## Material provided
********

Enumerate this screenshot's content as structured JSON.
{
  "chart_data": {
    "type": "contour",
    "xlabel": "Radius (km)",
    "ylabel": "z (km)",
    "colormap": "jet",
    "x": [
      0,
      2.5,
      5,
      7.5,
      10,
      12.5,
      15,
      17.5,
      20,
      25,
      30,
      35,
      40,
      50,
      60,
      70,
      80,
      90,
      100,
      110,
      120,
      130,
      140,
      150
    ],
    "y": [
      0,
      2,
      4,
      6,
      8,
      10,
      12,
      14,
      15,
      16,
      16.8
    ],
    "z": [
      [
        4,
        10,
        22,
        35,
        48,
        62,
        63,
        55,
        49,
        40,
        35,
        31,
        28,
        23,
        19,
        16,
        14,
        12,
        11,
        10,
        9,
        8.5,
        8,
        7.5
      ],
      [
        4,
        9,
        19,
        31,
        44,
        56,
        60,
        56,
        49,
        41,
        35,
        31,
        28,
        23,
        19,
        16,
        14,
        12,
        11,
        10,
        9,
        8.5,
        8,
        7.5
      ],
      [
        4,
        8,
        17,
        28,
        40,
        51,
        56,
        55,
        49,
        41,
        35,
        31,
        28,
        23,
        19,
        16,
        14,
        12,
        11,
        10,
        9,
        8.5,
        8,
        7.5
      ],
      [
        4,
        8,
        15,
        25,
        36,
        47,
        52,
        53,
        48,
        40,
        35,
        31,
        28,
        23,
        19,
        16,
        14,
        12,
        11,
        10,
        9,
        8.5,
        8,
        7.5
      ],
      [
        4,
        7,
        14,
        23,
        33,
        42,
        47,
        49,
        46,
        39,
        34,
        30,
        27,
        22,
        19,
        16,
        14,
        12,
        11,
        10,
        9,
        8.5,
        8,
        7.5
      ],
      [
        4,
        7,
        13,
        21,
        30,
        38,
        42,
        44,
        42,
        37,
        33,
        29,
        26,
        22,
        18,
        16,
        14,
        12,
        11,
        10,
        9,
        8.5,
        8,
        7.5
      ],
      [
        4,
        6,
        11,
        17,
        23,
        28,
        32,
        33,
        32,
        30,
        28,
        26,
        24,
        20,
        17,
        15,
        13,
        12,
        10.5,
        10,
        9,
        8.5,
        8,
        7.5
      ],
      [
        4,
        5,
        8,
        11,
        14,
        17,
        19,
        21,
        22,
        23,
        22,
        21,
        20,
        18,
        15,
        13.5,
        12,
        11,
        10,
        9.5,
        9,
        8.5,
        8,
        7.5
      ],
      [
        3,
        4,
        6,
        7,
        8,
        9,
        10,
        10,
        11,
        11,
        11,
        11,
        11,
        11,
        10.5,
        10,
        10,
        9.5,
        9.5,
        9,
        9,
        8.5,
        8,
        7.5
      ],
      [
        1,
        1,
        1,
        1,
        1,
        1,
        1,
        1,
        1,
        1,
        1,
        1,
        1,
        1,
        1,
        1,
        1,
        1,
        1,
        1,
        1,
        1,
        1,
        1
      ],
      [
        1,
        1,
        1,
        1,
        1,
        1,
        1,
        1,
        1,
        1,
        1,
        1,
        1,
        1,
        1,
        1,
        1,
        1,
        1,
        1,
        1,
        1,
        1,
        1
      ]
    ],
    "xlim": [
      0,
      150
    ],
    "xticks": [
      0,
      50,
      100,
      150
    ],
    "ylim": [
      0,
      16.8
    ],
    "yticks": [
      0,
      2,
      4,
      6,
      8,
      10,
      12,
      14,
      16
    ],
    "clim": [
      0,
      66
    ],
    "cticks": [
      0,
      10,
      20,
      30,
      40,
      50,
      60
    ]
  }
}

********

## The exercise
Take the entries above and transcribe them exactly.

## Written solution
Enumerate this screenshot's content as structured JSON.
{
  "chart_data": {
    "type": "contour",
    "xlabel": "Radius (km)",
    "ylabel": "z (km)",
    "colormap": "jet",
    "x": [
      0,
      2.5,
      5,
      7.5,
      10,
      12.5,
      15,
      17.5,
      20,
      25,
      30,
      35,
      40,
      50,
      60,
      70,
      80,
      90,
      100,
      110,
      120,
      130,
      140,
      150
    ],
    "y": [
      0,
      2,
      4,
      6,
      8,
      10,
      12,
      14,
      15,
      16,
      16.8
    ],
    "z": [
      [
        4,
        10,
        22,
        35,
        48,
        62,
        63,
        55,
        49,
        40,
        35,
        31,
        28,
        23,
        19,
        16,
        14,
        12,
        11,
        10,
        9,
        8.5,
        8,
        7.5
      ],
      [
        4,
        9,
        19,
        31,
        44,
        56,
        60,
        56,
        49,
        41,
        35,
        31,
        28,
        23,
        19,
        16,
        14,
        12,
        11,
        10,
        9,
        8.5,
        8,
        7.5
      ],
      [
        4,
        8,
        17,
        28,
        40,
        51,
        56,
        55,
        49,
        41,
        35,
        31,
        28,
        23,
        19,
        16,
        14,
        12,
        11,
        10,
        9,
        8.5,
        8,
        7.5
      ],
      [
        4,
        8,
        15,
        25,
        36,
        47,
        52,
        53,
        48,
        40,
        35,
        31,
        28,
        23,
        19,
        16,
        14,
        12,
        11,
        10,
        9,
        8.5,
        8,
        7.5
      ],
      [
        4,
        7,
        14,
        23,
        33,
        42,
        47,
        49,
        46,
        39,
        34,
        30,
        27,
        22,
        19,
        16,
        14,
        12,
        11,
        10,
        9,
        8.5,
        8,
        7.5
      ],
      [
        4,
        7,
        13,
        21,
        30,
        38,
        42,
        44,
        42,
        37,
        33,
        29,
        26,
        22,
        18,
        16,
        14,
        12,
        11,
        10,
        9,
        8.5,
        8,
        7.5
      ],
      [
        4,
        6,
        11,
        17,
        23,
        28,
        32,
        33,
        32,
        30,
        28,
        26,
        24,
        20,
        17,
        15,
        13,
        12,
        10.5,
        10,
        9,
        8.5,
        8,
        7.5
      ],
      [
        4,
        5,
        8,
        11,
        14,
        17,
        19,
        21,
        22,
        23,
        22,
        21,
        20,
        18,
        15,
        13.5,
        12,
        11,
        10,
        9.5,
        9,
        8.5,
        8,
        7.5
      ],
      [
        3,
        4,
        6,
        7,
        8,
        9,
        10,
        10,
        11,
        11,
        11,
        11,
        11,
        11,
        10.5,
        10,
        10,
        9.5,
        9.5,
        9,
        9,
        8.5,
        8,
        7.5
      ],
      [
        1,
        1,
        1,
        1,
        1,
        1,
        1,
        1,
        1,
        1,
        1,
        1,
        1,
        1,
        1,
        1,
        1,
        1,
        1,
        1,
        1,
        1,
        1,
        1
      ],
      [
        1,
        1,
        1,
        1,
        1,
        1,
        1,
        1,
        1,
        1,
        1,
        1,
        1,
        1,
        1,
        1,
        1,
        1,
        1,
        1,
        1,
        1,
        1,
        1
      ]
    ],
    "xlim": [
      0,
      150
    ],
    "xticks": [
      0,
      50,
      100,
      150
    ],
    "ylim": [
      0,
      16.8
    ],
    "yticks": [
      0,
      2,
      4,
      6,
      8,
      10,
      12,
      14,
      16
    ],
    "clim": [
      0,
      66
    ],
    "cticks": [
      0,
      10,
      20,
      30,
      40,
      50,
      60
    ]
  }
}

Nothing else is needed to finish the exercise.